Task requirements: List all lines of the data that include the string "proprio".
========================================================================
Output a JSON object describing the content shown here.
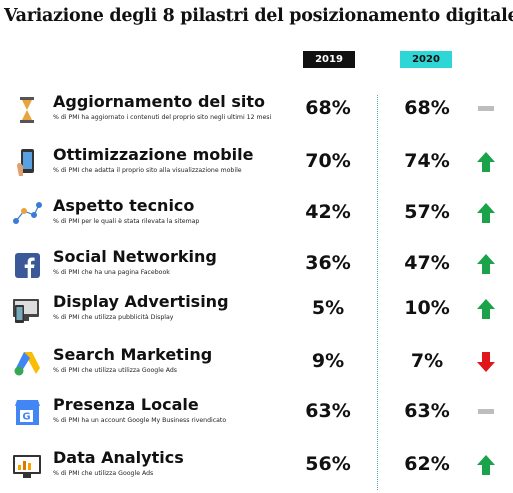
{
  "header": {
    "title": "Variazione degli 8 pilastri del posizionamento digitale",
    "columns": [
      "2019",
      "2020"
    ]
  },
  "rows": [
    {
      "title": "Aggiornamento del sito",
      "subtitle": "% di PMI ha aggiornato i contenuti del proprio sito negli ultimi 12 mesi",
      "values": [
        "68%",
        "68%"
      ],
      "trend": "flat"
    },
    {
      "title": "Ottimizzazione mobile",
      "subtitle": "% di PMI che adatta il proprio sito alla visualizzazione mobile",
      "values": [
        "70%",
        "74%"
      ],
      "trend": "up"
    },
    {
      "title": "Aspetto tecnico",
      "subtitle": "% di PMI per le quali è stata rilevata la sitemap",
      "values": [
        "42%",
        "57%"
      ],
      "trend": "up"
    },
    {
      "title": "Social Networking",
      "subtitle": "% di PMI che ha una pagina Facebook",
      "values": [
        "36%",
        "47%"
      ],
      "trend": "up"
    },
    {
      "title": "Display Advertising",
      "subtitle": "% di PMI che utilizza pubblicità Display",
      "values": [
        "5%",
        "10%"
      ],
      "trend": "up"
    },
    {
      "title": "Search Marketing",
      "subtitle": "% di PMI che utilizza utilizza Google Ads",
      "values": [
        "9%",
        "7%"
      ],
      "trend": "down"
    },
    {
      "title": "Presenza Locale",
      "subtitle": "% di PMI ha un account Google My Business rivendicato",
      "values": [
        "63%",
        "63%"
      ],
      "trend": "flat"
    },
    {
      "title": "Data Analytics",
      "subtitle": "% di PMI che utilizza Google Ads",
      "values": [
        "56%",
        "62%"
      ],
      "trend": "up"
    }
  ]
}
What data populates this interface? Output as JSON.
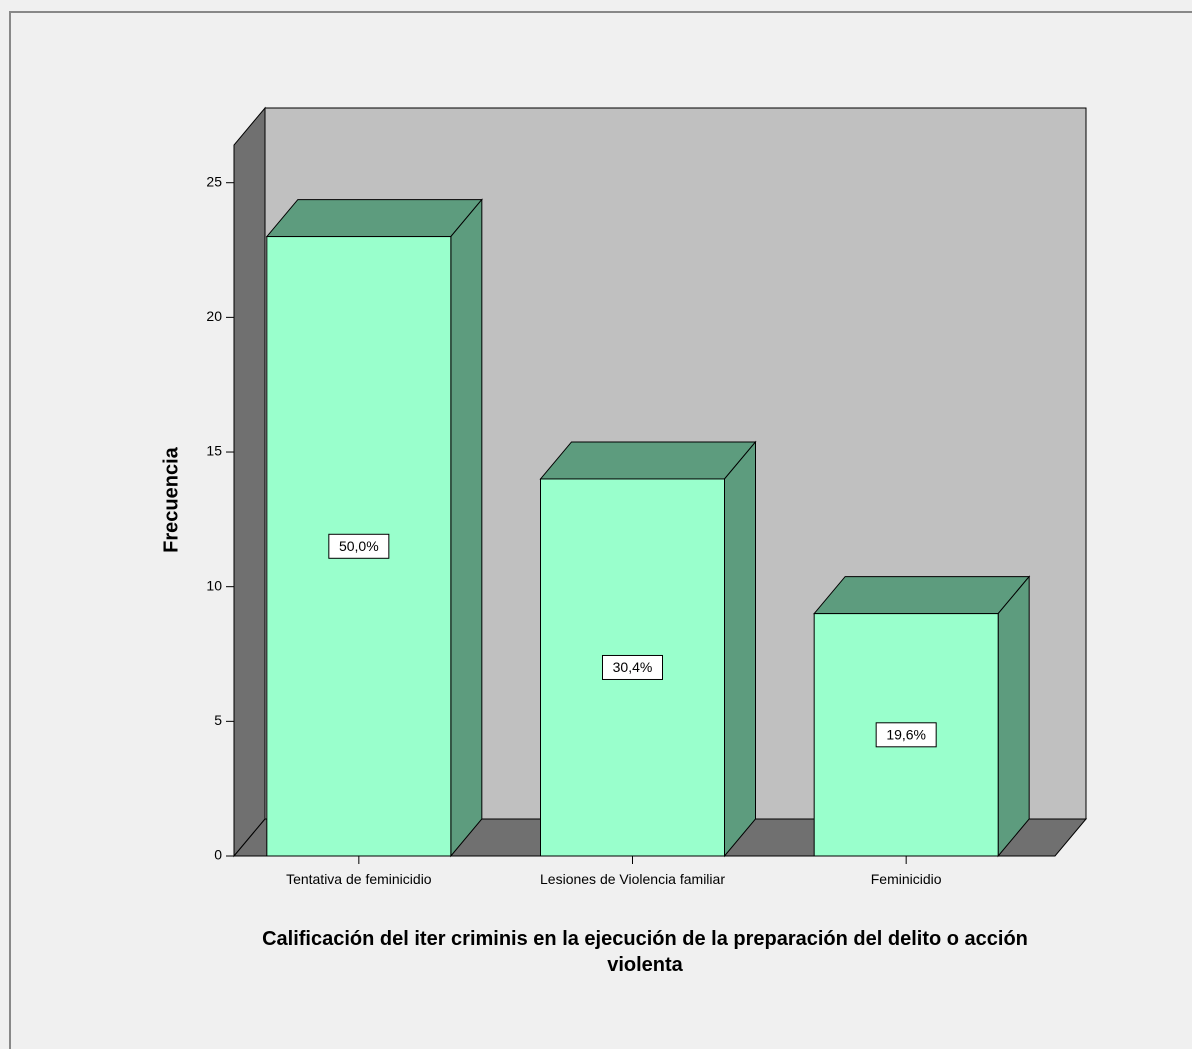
{
  "chart_data": {
    "type": "bar3d",
    "x_label": "Calificación del iter criminis en la ejecución de la preparación del delito o acción violenta",
    "y_label": "Frecuencia",
    "categories": [
      "Tentativa de feminicidio",
      "Lesiones de Violencia familiar",
      "Feminicidio"
    ],
    "values": [
      23,
      14,
      9
    ],
    "value_labels": [
      "50,0%",
      "30,4%",
      "19,6%"
    ],
    "color": "#99ffcc",
    "side_color": "#5d9c7e",
    "ylim": [
      0,
      26.4
    ],
    "yticks": [
      0,
      5,
      10,
      15,
      20,
      25
    ]
  }
}
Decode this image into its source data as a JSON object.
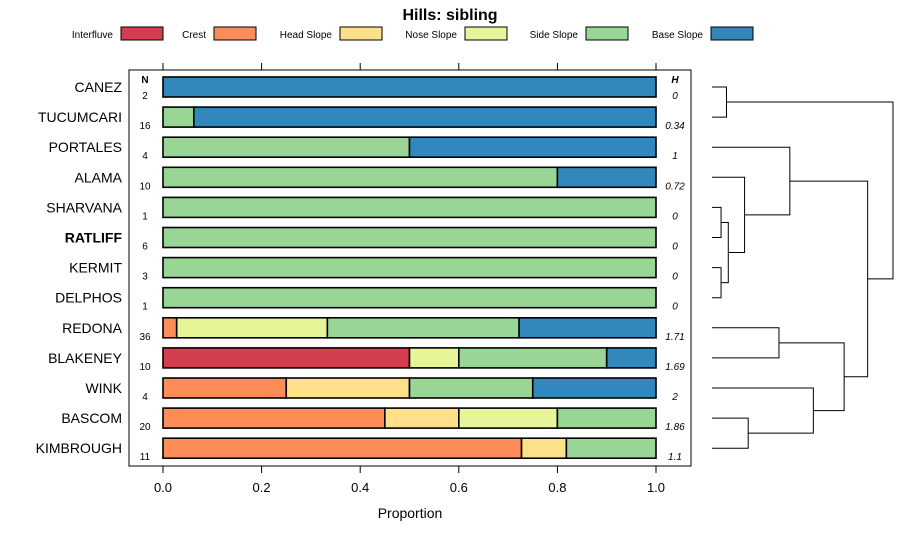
========================================================================
Written response:
      "subtitle": "% di PMI ha aggiornato i contenuti del proprio sito negli ultimi 12 mesi",
      "subtitle": "% di PMI che adatta il proprio sito alla visualizzazione mobile",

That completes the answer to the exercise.